Entries provided:
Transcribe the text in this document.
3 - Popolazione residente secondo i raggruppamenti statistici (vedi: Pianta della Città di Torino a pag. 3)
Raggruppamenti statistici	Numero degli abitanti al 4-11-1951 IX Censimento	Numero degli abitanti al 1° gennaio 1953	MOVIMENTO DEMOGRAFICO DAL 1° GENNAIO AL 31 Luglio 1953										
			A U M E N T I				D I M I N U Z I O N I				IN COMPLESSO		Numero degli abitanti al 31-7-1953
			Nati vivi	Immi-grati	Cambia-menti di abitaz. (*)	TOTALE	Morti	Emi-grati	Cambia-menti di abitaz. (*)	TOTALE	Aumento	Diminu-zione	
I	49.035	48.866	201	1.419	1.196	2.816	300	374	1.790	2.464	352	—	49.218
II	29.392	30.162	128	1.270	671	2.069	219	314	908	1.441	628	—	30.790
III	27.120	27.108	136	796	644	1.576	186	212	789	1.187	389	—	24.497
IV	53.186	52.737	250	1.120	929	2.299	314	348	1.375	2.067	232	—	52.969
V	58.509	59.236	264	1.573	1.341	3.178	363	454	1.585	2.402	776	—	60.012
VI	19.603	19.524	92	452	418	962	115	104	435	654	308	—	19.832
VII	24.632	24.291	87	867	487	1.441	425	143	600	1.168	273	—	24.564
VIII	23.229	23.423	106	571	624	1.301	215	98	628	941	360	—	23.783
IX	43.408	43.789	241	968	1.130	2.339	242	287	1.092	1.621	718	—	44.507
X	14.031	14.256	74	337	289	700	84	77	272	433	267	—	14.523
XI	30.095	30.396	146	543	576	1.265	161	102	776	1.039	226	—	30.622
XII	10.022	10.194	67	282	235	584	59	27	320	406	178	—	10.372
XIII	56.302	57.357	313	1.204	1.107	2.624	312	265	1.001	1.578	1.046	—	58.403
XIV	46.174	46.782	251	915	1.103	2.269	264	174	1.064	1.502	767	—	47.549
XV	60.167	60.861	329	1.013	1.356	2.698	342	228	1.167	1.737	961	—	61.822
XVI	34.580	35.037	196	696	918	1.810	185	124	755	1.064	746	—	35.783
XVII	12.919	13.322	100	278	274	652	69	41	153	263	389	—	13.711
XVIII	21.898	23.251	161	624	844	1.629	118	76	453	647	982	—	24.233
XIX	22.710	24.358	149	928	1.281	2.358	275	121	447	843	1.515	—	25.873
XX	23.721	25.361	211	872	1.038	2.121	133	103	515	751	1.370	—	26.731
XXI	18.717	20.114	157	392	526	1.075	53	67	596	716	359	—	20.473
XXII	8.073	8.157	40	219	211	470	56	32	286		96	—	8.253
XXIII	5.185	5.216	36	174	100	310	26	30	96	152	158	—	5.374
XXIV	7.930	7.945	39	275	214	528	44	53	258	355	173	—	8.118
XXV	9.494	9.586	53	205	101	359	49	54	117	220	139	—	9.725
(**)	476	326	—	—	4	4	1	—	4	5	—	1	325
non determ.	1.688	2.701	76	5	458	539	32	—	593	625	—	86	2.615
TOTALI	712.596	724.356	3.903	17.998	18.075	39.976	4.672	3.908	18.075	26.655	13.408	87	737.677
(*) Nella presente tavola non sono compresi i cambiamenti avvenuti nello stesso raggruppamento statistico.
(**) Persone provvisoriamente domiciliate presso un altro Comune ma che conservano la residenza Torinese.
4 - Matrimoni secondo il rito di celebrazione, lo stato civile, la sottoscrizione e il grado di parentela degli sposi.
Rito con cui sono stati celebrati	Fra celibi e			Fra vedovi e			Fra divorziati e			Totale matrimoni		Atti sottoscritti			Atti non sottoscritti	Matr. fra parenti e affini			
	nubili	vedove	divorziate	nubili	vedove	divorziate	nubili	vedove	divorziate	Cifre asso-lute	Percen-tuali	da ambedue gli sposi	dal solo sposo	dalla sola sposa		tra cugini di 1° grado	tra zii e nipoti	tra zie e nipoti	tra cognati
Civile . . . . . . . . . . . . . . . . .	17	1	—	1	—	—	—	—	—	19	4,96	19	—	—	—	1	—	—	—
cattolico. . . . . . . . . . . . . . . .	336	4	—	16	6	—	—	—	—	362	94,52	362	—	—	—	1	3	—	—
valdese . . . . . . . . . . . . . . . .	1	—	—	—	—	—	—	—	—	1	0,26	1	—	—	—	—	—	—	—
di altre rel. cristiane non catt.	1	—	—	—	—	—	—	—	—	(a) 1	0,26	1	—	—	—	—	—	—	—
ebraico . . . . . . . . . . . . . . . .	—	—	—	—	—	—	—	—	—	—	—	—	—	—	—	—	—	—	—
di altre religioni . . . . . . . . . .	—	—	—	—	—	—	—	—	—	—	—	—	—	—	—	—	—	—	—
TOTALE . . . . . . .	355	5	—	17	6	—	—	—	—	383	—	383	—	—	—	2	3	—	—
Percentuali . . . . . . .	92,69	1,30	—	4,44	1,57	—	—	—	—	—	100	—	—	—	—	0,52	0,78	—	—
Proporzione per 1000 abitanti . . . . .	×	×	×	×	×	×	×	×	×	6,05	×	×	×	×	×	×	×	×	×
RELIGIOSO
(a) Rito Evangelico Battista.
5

Exercise: Transcribe the data. Leave every line exactly as it is.

Response to this exercise:
Transcribe the text in this document.
3 - Popolazione residente secondo i raggruppamenti statistici (vedi: Pianta della Città di Torino a pag. 3)
Raggruppamenti statistici	Numero degli abitanti al 4-11-1951 IX Censimento	Numero degli abitanti al 1° gennaio 1953	MOVIMENTO DEMOGRAFICO DAL 1° GENNAIO AL 31 Luglio 1953										
			A U M E N T I				D I M I N U Z I O N I				IN COMPLESSO		Numero degli abitanti al 31-7-1953
			Nati vivi	Immi-grati	Cambia-menti di abitaz. (*)	TOTALE	Morti	Emi-grati	Cambia-menti di abitaz. (*)	TOTALE	Aumento	Diminu-zione	
I	49.035	48.866	201	1.419	1.196	2.816	300	374	1.790	2.464	352	—	49.218
II	29.392	30.162	128	1.270	671	2.069	219	314	908	1.441	628	—	30.790
III	27.120	27.108	136	796	644	1.576	186	212	789	1.187	389	—	24.497
IV	53.186	52.737	250	1.120	929	2.299	314	348	1.375	2.067	232	—	52.969
V	58.509	59.236	264	1.573	1.341	3.178	363	454	1.585	2.402	776	—	60.012
VI	19.603	19.524	92	452	418	962	115	104	435	654	308	—	19.832
VII	24.632	24.291	87	867	487	1.441	425	143	600	1.168	273	—	24.564
VIII	23.229	23.423	106	571	624	1.301	215	98	628	941	360	—	23.783
IX	43.408	43.789	241	968	1.130	2.339	242	287	1.092	1.621	718	—	44.507
X	14.031	14.256	74	337	289	700	84	77	272	433	267	—	14.523
XI	30.095	30.396	146	543	576	1.265	161	102	776	1.039	226	—	30.622
XII	10.022	10.194	67	282	235	584	59	27	320	406	178	—	10.372
XIII	56.302	57.357	313	1.204	1.107	2.624	312	265	1.001	1.578	1.046	—	58.403
XIV	46.174	46.782	251	915	1.103	2.269	264	174	1.064	1.502	767	—	47.549
XV	60.167	60.861	329	1.013	1.356	2.698	342	228	1.167	1.737	961	—	61.822
XVI	34.580	35.037	196	696	918	1.810	185	124	755	1.064	746	—	35.783
XVII	12.919	13.322	100	278	274	652	69	41	153	263	389	—	13.711
XVIII	21.898	23.251	161	624	844	1.629	118	76	453	647	982	—	24.233
XIX	22.710	24.358	149	928	1.281	2.358	275	121	447	843	1.515	—	25.873
XX	23.721	25.361	211	872	1.038	2.121	133	103	515	751	1.370	—	26.731
XXI	18.717	20.114	157	392	526	1.075	53	67	596	716	359	—	20.473
XXII	8.073	8.157	40	219	211	470	56	32	286		96	—	8.253
XXIII	5.185	5.216	36	174	100	310	26	30	96	152	158	—	5.374
XXIV	7.930	7.945	39	275	214	528	44	53	258	355	173	—	8.118
XXV	9.494	9.586	53	205	101	359	49	54	117	220	139	—	9.725
(**)	476	326	—	—	4	4	1	—	4	5	—	1	325
non determ.	1.688	2.701	76	5	458	539	32	—	593	625	—	86	2.615
TOTALI	712.596	724.356	3.903	17.998	18.075	39.976	4.672	3.908	18.075	26.655	13.408	87	737.677
(*) Nella presente tavola non sono compresi i cambiamenti avvenuti nello stesso raggruppamento statistico.
(**) Persone provvisoriamente domiciliate presso un altro Comune ma che conservano la residenza Torinese.
4 - Matrimoni secondo il rito di celebrazione, lo stato civile, la sottoscrizione e il grado di parentela degli sposi.
Rito con cui sono stati celebrati	Fra celibi e			Fra vedovi e			Fra divorziati e			Totale matrimoni		Atti sottoscritti			Atti non sottoscritti	Matr. fra parenti e affini			
	nubili	vedove	divorziate	nubili	vedove	divorziate	nubili	vedove	divorziate	Cifre asso-lute	Percen-tuali	da ambedue gli sposi	dal solo sposo	dalla sola sposa		tra cugini di 1° grado	tra zii e nipoti	tra zie e nipoti	tra cognati
Civile . . . . . . . . . . . . . . . . .	17	1	—	1	—	—	—	—	—	19	4,96	19	—	—	—	1	—	—	—
cattolico. . . . . . . . . . . . . . . .	336	4	—	16	6	—	—	—	—	362	94,52	362	—	—	—	1	3	—	—
valdese . . . . . . . . . . . . . . . .	1	—	—	—	—	—	—	—	—	1	0,26	1	—	—	—	—	—	—	—
di altre rel. cristiane non catt.	1	—	—	—	—	—	—	—	—	(a) 1	0,26	1	—	—	—	—	—	—	—
ebraico . . . . . . . . . . . . . . . .	—	—	—	—	—	—	—	—	—	—	—	—	—	—	—	—	—	—	—
di altre religioni . . . . . . . . . .	—	—	—	—	—	—	—	—	—	—	—	—	—	—	—	—	—	—	—
TOTALE . . . . . . .	355	5	—	17	6	—	—	—	—	383	—	383	—	—	—	2	3	—	—
Percentuali . . . . . . .	92,69	1,30	—	4,44	1,57	—	—	—	—	—	100	—	—	—	—	0,52	0,78	—	—
Proporzione per 1000 abitanti . . . . .	×	×	×	×	×	×	×	×	×	6,05	×	×	×	×	×	×	×	×	×
RELIGIOSO
(a) Rito Evangelico Battista.
5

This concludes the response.